[To do] Identify and reproduce every line holding the string "screenshot".
start Material
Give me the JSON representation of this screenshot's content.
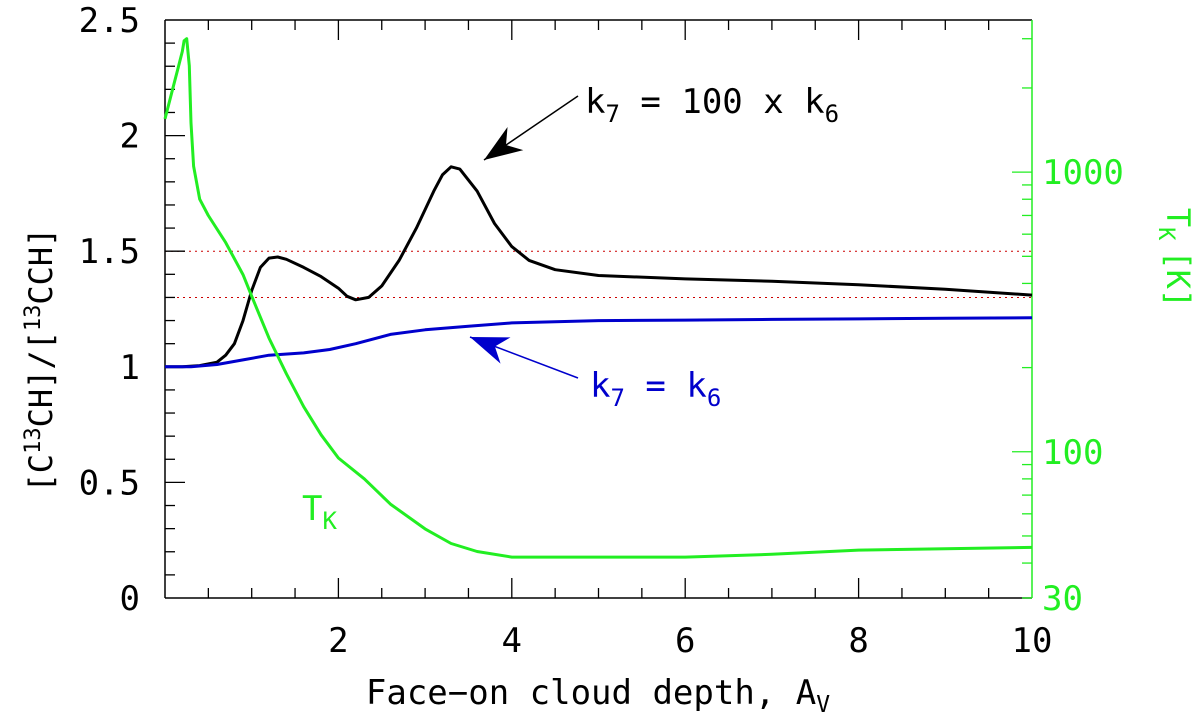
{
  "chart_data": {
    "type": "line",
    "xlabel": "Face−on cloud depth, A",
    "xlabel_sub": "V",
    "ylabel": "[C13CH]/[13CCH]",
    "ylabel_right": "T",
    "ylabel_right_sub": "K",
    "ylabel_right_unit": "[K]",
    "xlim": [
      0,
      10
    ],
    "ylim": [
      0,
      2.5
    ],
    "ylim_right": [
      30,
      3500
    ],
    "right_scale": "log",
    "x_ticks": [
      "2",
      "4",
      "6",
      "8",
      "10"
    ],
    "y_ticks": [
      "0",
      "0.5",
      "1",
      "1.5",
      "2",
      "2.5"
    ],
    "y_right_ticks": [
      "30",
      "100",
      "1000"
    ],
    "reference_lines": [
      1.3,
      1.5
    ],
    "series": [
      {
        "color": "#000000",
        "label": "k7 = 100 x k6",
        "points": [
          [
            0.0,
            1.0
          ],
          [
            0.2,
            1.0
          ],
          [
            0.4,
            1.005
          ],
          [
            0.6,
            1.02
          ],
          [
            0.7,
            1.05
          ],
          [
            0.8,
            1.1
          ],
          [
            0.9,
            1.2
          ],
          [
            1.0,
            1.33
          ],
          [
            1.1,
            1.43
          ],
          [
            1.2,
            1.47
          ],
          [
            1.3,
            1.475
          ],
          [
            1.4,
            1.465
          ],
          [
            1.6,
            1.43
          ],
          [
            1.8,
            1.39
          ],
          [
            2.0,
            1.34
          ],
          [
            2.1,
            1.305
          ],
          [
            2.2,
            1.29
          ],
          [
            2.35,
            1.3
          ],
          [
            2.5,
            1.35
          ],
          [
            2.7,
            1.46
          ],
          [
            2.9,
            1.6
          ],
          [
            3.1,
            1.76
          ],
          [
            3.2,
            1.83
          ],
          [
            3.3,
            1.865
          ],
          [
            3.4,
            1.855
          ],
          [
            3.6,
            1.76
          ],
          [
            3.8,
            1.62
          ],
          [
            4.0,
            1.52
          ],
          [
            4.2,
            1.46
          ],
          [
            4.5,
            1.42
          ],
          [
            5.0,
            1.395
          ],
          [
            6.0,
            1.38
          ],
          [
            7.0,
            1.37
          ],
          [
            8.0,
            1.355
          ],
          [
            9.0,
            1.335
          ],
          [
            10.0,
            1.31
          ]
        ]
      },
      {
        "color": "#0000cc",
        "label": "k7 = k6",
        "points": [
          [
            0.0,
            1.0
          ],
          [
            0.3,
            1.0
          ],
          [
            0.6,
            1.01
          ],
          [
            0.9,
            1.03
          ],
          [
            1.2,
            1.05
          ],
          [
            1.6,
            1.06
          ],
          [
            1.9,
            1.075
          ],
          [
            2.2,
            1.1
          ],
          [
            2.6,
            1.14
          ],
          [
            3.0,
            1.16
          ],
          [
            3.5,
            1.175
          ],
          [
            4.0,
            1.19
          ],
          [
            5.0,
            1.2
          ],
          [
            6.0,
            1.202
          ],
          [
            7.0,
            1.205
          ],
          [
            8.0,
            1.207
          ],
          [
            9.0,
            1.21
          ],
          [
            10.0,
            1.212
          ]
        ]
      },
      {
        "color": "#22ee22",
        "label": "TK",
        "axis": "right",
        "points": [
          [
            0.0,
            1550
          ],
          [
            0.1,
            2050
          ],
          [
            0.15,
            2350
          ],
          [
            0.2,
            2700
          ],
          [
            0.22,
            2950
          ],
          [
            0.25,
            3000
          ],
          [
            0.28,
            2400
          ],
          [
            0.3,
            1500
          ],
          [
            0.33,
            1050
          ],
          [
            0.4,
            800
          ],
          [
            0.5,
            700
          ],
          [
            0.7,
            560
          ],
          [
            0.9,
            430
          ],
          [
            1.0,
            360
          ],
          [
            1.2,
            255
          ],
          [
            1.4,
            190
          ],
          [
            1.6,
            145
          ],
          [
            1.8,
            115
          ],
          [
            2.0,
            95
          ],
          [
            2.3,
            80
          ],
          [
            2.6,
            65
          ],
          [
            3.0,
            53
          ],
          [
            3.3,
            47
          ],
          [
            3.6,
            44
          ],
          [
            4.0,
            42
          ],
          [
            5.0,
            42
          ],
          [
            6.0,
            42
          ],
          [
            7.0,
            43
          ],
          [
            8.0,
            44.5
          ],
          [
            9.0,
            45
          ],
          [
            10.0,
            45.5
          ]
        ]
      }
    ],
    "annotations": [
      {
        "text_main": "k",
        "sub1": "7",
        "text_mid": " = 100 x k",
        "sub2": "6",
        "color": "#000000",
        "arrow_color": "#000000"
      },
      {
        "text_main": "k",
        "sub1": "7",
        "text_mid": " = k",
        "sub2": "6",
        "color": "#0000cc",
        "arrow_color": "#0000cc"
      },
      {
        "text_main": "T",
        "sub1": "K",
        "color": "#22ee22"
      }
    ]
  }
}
end Material
start Material
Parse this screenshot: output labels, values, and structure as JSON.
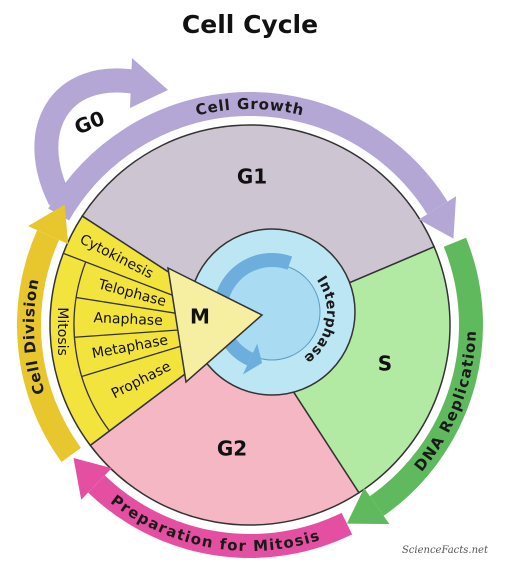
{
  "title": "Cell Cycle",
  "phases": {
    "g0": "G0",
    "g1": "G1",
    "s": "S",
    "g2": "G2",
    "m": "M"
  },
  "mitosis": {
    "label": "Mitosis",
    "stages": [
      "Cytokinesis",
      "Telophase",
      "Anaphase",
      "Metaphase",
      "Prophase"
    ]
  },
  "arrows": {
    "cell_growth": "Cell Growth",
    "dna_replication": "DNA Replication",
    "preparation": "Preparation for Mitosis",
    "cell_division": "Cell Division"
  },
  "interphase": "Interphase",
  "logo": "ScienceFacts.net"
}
end Material
[Response to the task]
Give me the JSON representation of this screenshot's content.
Parse this screenshot: output labels, values, and structure as JSON.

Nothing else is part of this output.